[Dataset entries]
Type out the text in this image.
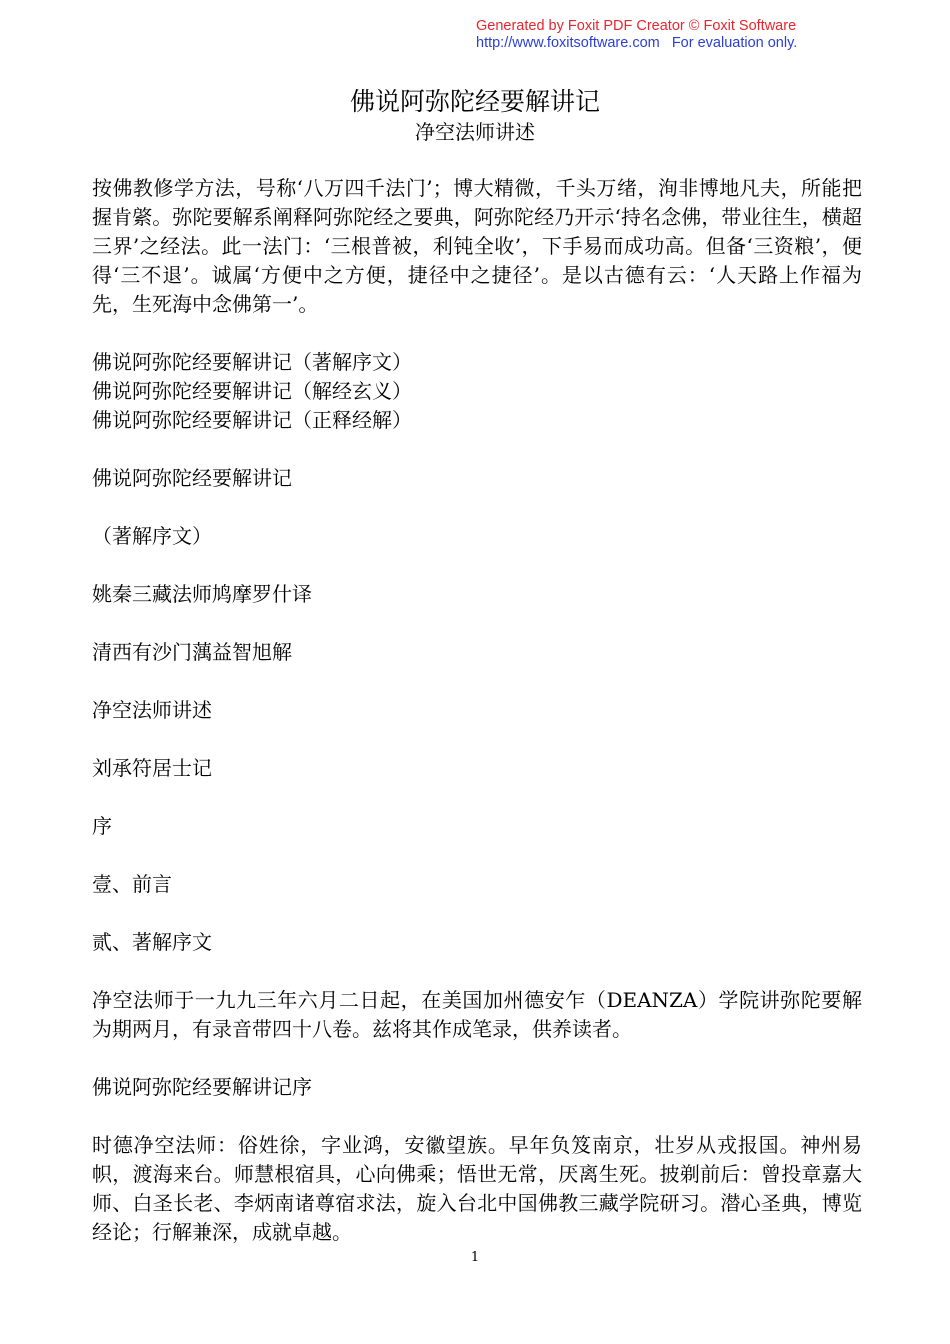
Generated by Foxit PDF Creator © Foxit Software
http://www.foxitsoftware.com   For evaluation only.
佛说阿弥陀经要解讲记
净空法师讲述

按佛教修学方法，号称‘八万四千法门’；博大精微，千头万绪，洵非博地凡夫，所能把握肯綮。弥陀要解系阐释阿弥陀经之要典，阿弥陀经乃开示‘持名念佛，带业往生，横超三界’之经法。此一法门：‘三根普被，利钝全收’，下手易而成功高。但备‘三资粮’，便得‘三不退’。诚属‘方便中之方便，捷径中之捷径’。是以古德有云：‘人天路上作福为先，生死海中念佛第一’。

佛说阿弥陀经要解讲记（著解序文）
佛说阿弥陀经要解讲记（解经玄义）
佛说阿弥陀经要解讲记（正释经解）

佛说阿弥陀经要解讲记

（著解序文）

姚秦三藏法师鸠摩罗什译

清西有沙门蕅益智旭解

净空法师讲述

刘承符居士记

序

壹、前言

贰、著解序文

净空法师于一九九三年六月二日起，在美国加州德安乍（DEANZA）学院讲弥陀要解为期两月，有录音带四十八卷。兹将其作成笔录，供养读者。

佛说阿弥陀经要解讲记序

时德净空法师：俗姓徐，字业鸿，安徽望族。早年负笈南京，壮岁从戎报国。神州易帜，渡海来台。师慧根宿具，心向佛乘；悟世无常，厌离生死。披剃前后：曾投章嘉大师、白圣长老、李炳南诸尊宿求法，旋入台北中国佛教三藏学院研习。潜心圣典，博览经论；行解兼深，成就卓越。

1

▸ Directions for this task:
Repeat the material above verbatim. Leave the pictures behind.

▸ Reply to the task:
Type out the text in this image.
Generated by Foxit PDF Creator © Foxit Software
http://www.foxitsoftware.com   For evaluation only.
佛说阿弥陀经要解讲记
净空法师讲述

按佛教修学方法，号称‘八万四千法门’；博大精微，千头万绪，洵非博地凡夫，所能把握肯綮。弥陀要解系阐释阿弥陀经之要典，阿弥陀经乃开示‘持名念佛，带业往生，横超三界’之经法。此一法门：‘三根普被，利钝全收’，下手易而成功高。但备‘三资粮’，便得‘三不退’。诚属‘方便中之方便，捷径中之捷径’。是以古德有云：‘人天路上作福为先，生死海中念佛第一’。

佛说阿弥陀经要解讲记（著解序文）
佛说阿弥陀经要解讲记（解经玄义）
佛说阿弥陀经要解讲记（正释经解）

佛说阿弥陀经要解讲记

（著解序文）

姚秦三藏法师鸠摩罗什译

清西有沙门蕅益智旭解

净空法师讲述

刘承符居士记

序

壹、前言

贰、著解序文

净空法师于一九九三年六月二日起，在美国加州德安乍（DEANZA）学院讲弥陀要解为期两月，有录音带四十八卷。兹将其作成笔录，供养读者。

佛说阿弥陀经要解讲记序

时德净空法师：俗姓徐，字业鸿，安徽望族。早年负笈南京，壮岁从戎报国。神州易帜，渡海来台。师慧根宿具，心向佛乘；悟世无常，厌离生死。披剃前后：曾投章嘉大师、白圣长老、李炳南诸尊宿求法，旋入台北中国佛教三藏学院研习。潜心圣典，博览经论；行解兼深，成就卓越。

1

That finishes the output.